• Directions for this task: Reproduce all the entries exactly and keep the pictures out.

─── Supplied data ───

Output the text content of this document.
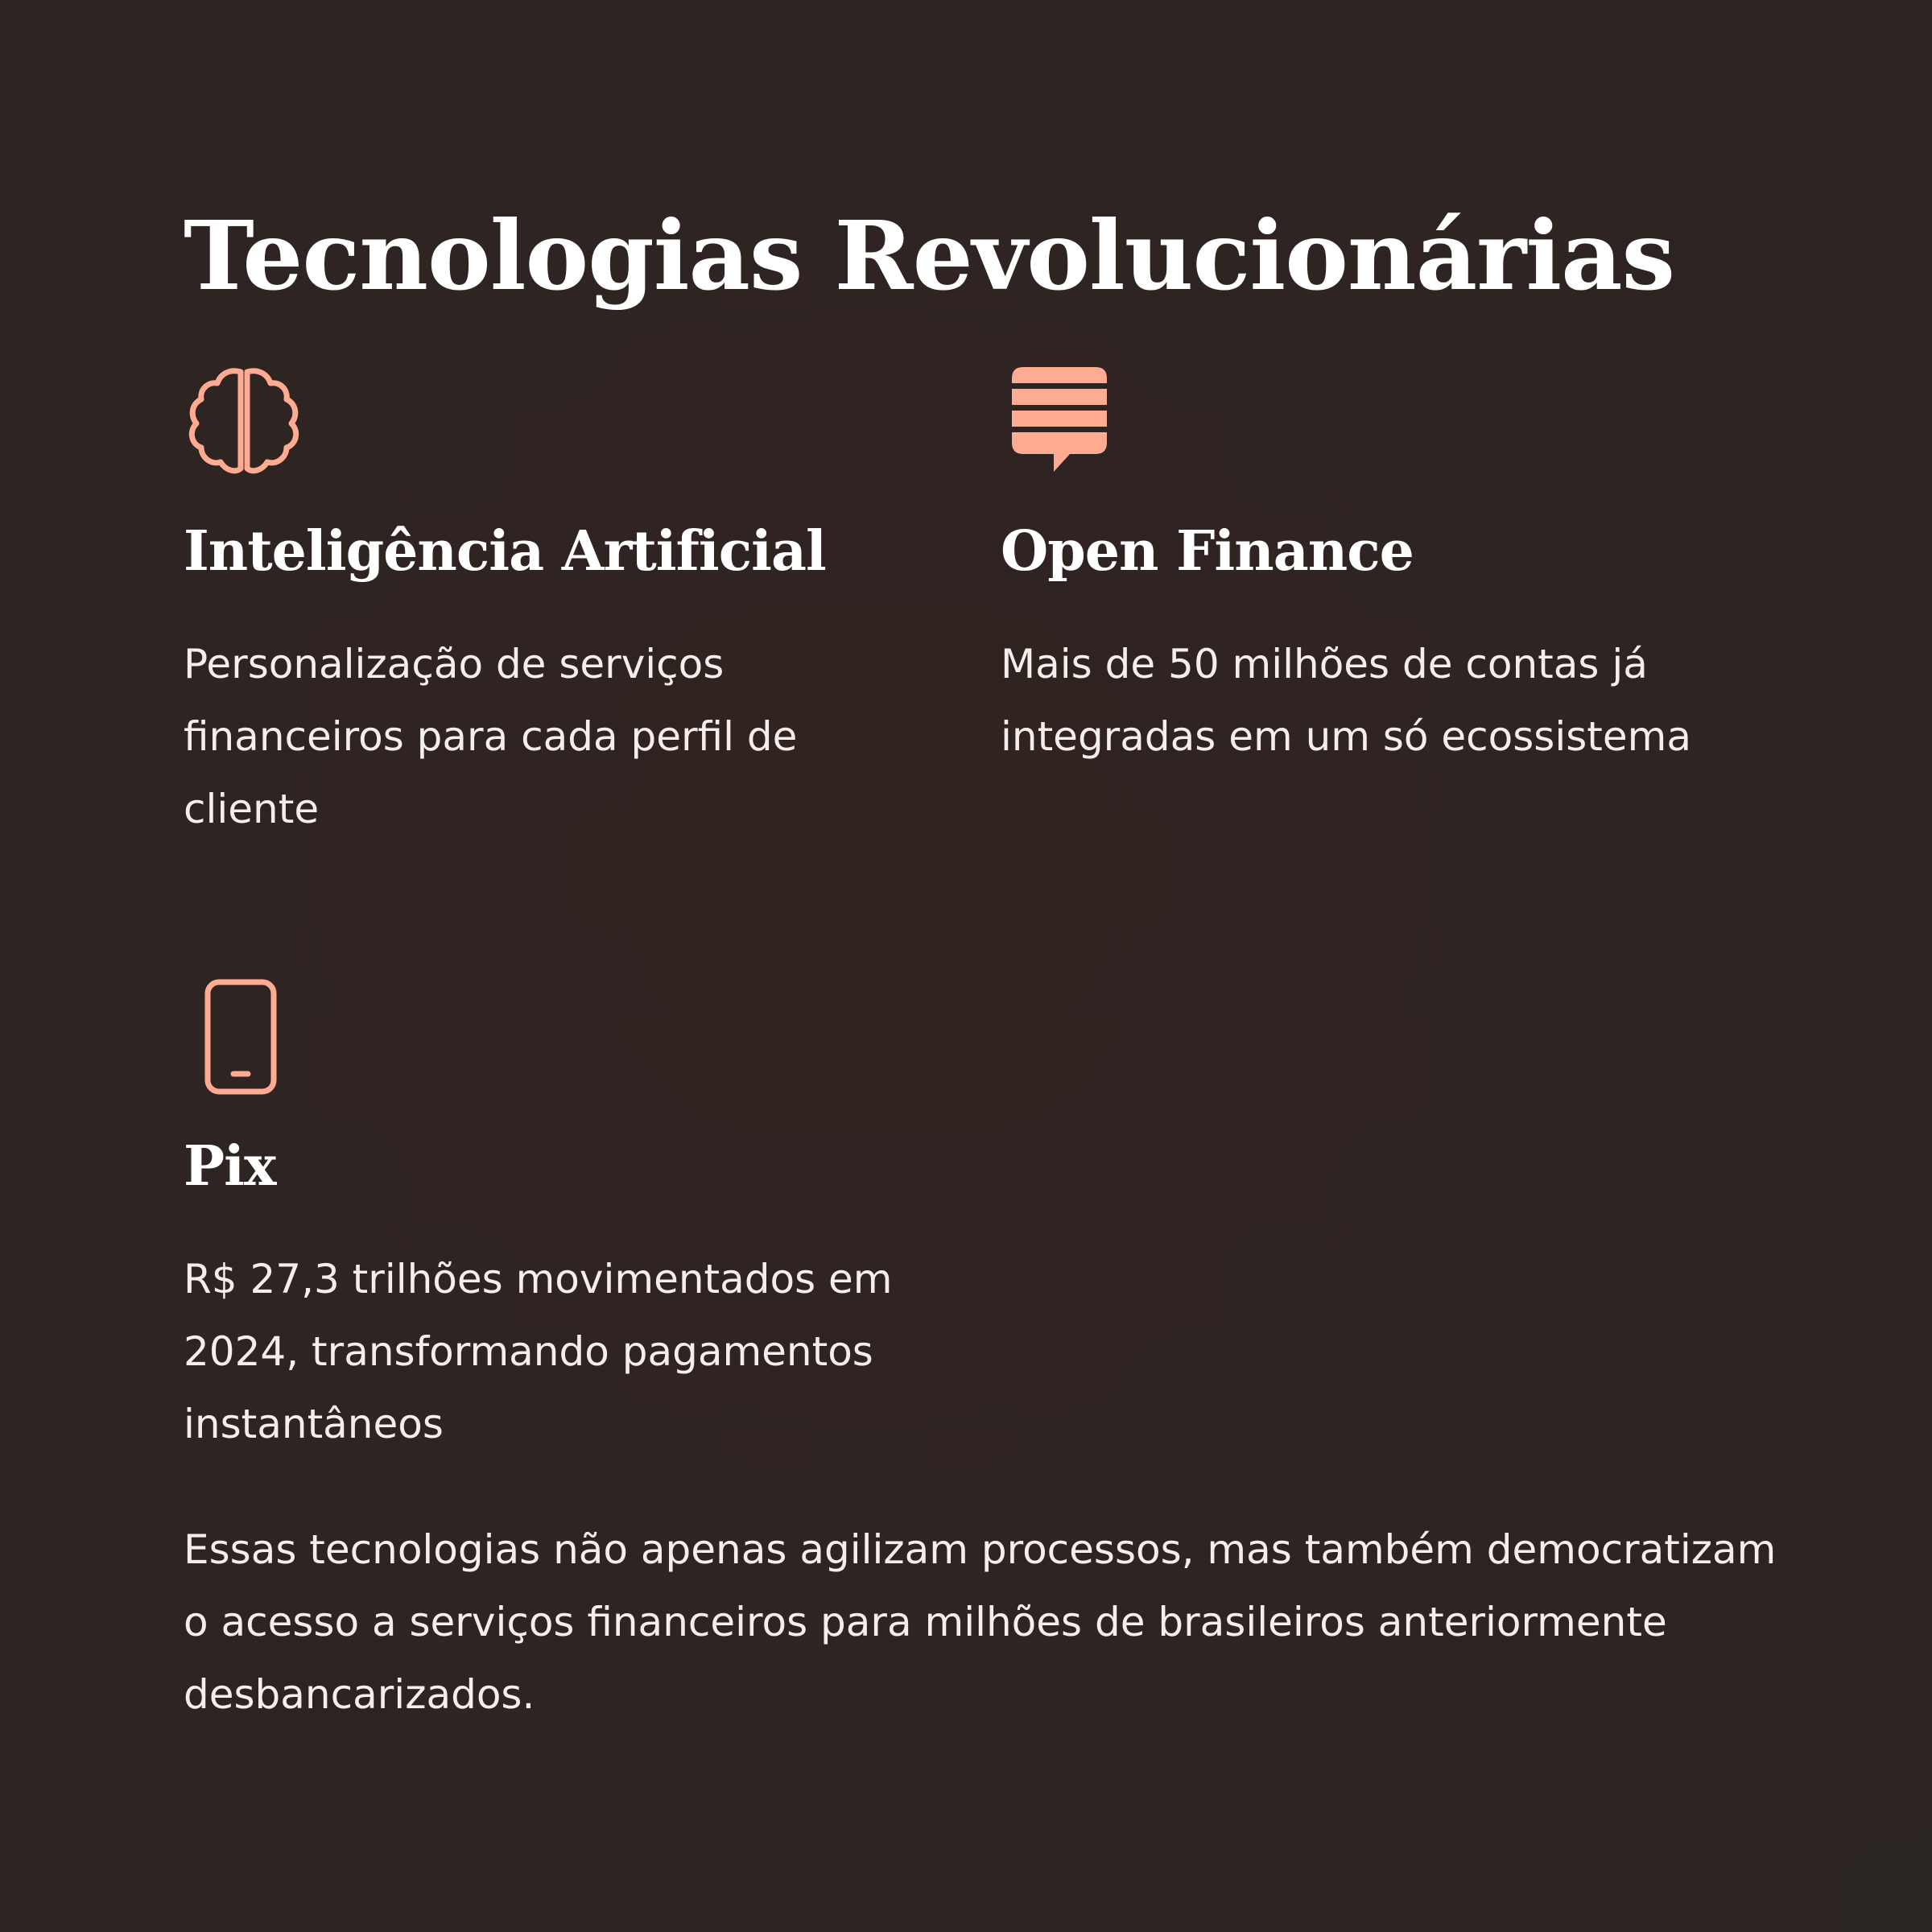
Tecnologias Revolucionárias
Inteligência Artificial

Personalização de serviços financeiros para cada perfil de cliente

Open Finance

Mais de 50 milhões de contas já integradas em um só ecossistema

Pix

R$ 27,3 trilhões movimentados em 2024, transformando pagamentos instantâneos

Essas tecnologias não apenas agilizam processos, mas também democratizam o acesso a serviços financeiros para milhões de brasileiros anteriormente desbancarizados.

───

• Correct response:
Output the text content of this document.
Tecnologias Revolucionárias
Inteligência Artificial

Personalização de serviços financeiros para cada perfil de cliente

Open Finance

Mais de 50 milhões de contas já integradas em um só ecossistema

Pix

R$ 27,3 trilhões movimentados em 2024, transformando pagamentos instantâneos

Essas tecnologias não apenas agilizam processos, mas também democratizam o acesso a serviços financeiros para milhões de brasileiros anteriormente desbancarizados.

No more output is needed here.